Exercise:
Give every line of the data again, unchanged, but with no pictures.

— START OF Extracted information —

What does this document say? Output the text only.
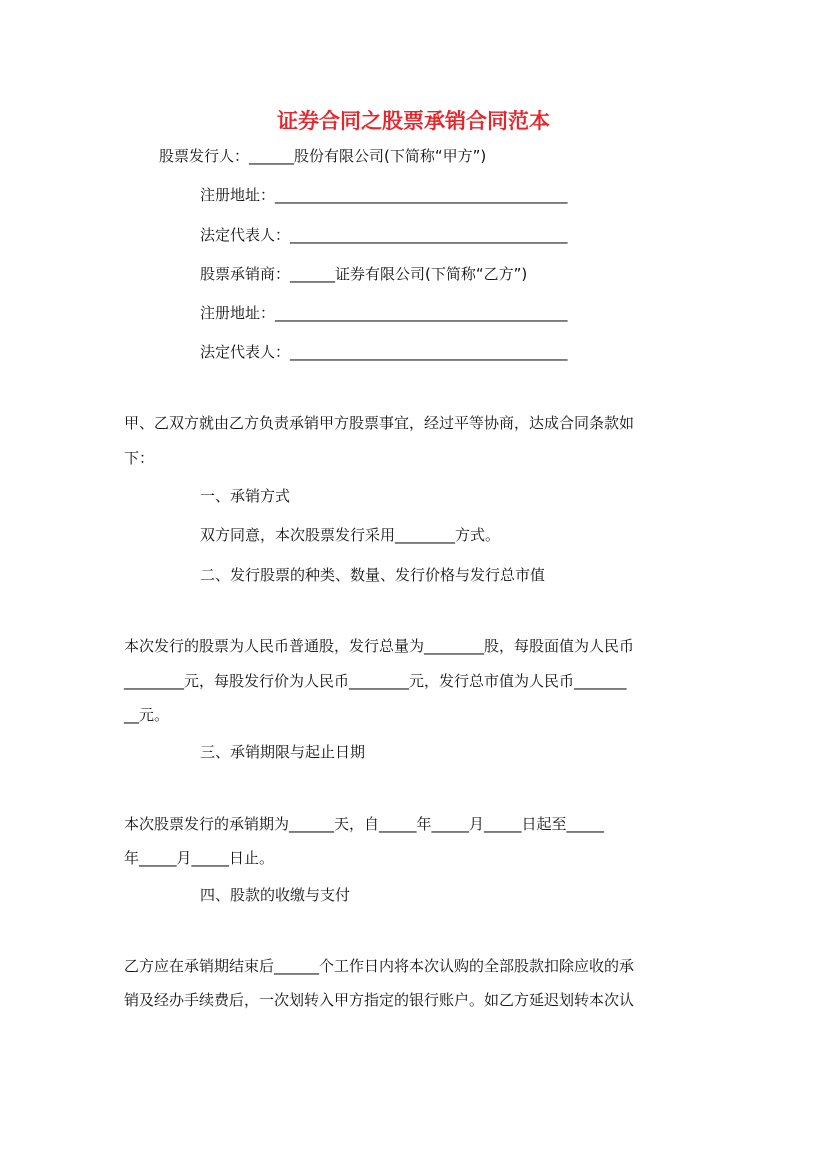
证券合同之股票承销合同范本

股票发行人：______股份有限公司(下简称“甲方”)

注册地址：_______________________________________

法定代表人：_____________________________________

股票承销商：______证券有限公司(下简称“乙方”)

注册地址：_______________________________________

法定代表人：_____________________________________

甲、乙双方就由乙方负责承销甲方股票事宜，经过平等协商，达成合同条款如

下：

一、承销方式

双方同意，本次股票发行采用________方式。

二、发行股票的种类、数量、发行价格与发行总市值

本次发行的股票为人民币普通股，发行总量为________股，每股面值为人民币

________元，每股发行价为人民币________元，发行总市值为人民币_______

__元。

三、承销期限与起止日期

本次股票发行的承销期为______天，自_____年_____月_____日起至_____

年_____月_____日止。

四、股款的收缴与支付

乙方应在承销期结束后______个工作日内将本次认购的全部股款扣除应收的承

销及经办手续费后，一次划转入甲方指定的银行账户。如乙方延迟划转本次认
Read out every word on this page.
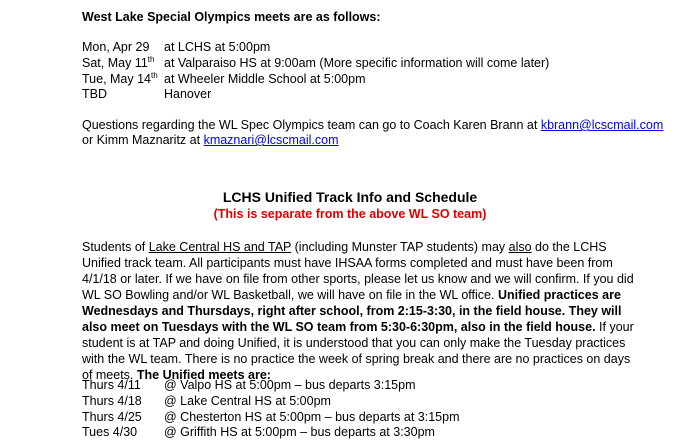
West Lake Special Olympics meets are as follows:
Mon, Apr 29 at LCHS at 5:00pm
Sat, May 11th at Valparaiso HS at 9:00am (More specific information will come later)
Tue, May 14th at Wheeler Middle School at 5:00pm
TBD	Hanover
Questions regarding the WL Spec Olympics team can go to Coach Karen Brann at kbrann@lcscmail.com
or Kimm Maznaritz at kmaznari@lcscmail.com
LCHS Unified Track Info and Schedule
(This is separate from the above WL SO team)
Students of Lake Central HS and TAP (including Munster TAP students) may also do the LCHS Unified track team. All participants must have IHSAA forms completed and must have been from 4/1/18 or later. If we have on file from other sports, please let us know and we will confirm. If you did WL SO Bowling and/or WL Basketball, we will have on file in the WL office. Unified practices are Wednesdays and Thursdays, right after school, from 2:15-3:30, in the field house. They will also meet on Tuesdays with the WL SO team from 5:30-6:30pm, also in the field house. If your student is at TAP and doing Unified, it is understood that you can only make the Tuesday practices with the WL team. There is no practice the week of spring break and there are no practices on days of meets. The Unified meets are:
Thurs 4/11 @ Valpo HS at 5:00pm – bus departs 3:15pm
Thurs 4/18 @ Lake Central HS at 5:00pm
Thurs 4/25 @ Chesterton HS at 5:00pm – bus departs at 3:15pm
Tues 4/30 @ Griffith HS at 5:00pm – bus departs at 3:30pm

— END OF Extracted information —

Expected answer:
What does this document say? Output the text only.
证券合同之股票承销合同范本

股票发行人：______股份有限公司(下简称“甲方”)

注册地址：_______________________________________

法定代表人：_____________________________________

股票承销商：______证券有限公司(下简称“乙方”)

注册地址：_______________________________________

法定代表人：_____________________________________

甲、乙双方就由乙方负责承销甲方股票事宜，经过平等协商，达成合同条款如

下：

一、承销方式

双方同意，本次股票发行采用________方式。

二、发行股票的种类、数量、发行价格与发行总市值

本次发行的股票为人民币普通股，发行总量为________股，每股面值为人民币

________元，每股发行价为人民币________元，发行总市值为人民币_______

__元。

三、承销期限与起止日期

本次股票发行的承销期为______天，自_____年_____月_____日起至_____

年_____月_____日止。

四、股款的收缴与支付

乙方应在承销期结束后______个工作日内将本次认购的全部股款扣除应收的承

销及经办手续费后，一次划转入甲方指定的银行账户。如乙方延迟划转本次认
Read out every word on this page.
West Lake Special Olympics meets are as follows:
Mon, Apr 29 at LCHS at 5:00pm
Sat, May 11th at Valparaiso HS at 9:00am (More specific information will come later)
Tue, May 14th at Wheeler Middle School at 5:00pm
TBD	Hanover
Questions regarding the WL Spec Olympics team can go to Coach Karen Brann at kbrann@lcscmail.com
or Kimm Maznaritz at kmaznari@lcscmail.com
LCHS Unified Track Info and Schedule
(This is separate from the above WL SO team)
Students of Lake Central HS and TAP (including Munster TAP students) may also do the LCHS Unified track team. All participants must have IHSAA forms completed and must have been from 4/1/18 or later. If we have on file from other sports, please let us know and we will confirm. If you did WL SO Bowling and/or WL Basketball, we will have on file in the WL office. Unified practices are Wednesdays and Thursdays, right after school, from 2:15-3:30, in the field house. They will also meet on Tuesdays with the WL SO team from 5:30-6:30pm, also in the field house. If your student is at TAP and doing Unified, it is understood that you can only make the Tuesday practices with the WL team. There is no practice the week of spring break and there are no practices on days of meets. The Unified meets are:
Thurs 4/11 @ Valpo HS at 5:00pm – bus departs 3:15pm
Thurs 4/18 @ Lake Central HS at 5:00pm
Thurs 4/25 @ Chesterton HS at 5:00pm – bus departs at 3:15pm
Tues 4/30 @ Griffith HS at 5:00pm – bus departs at 3:30pm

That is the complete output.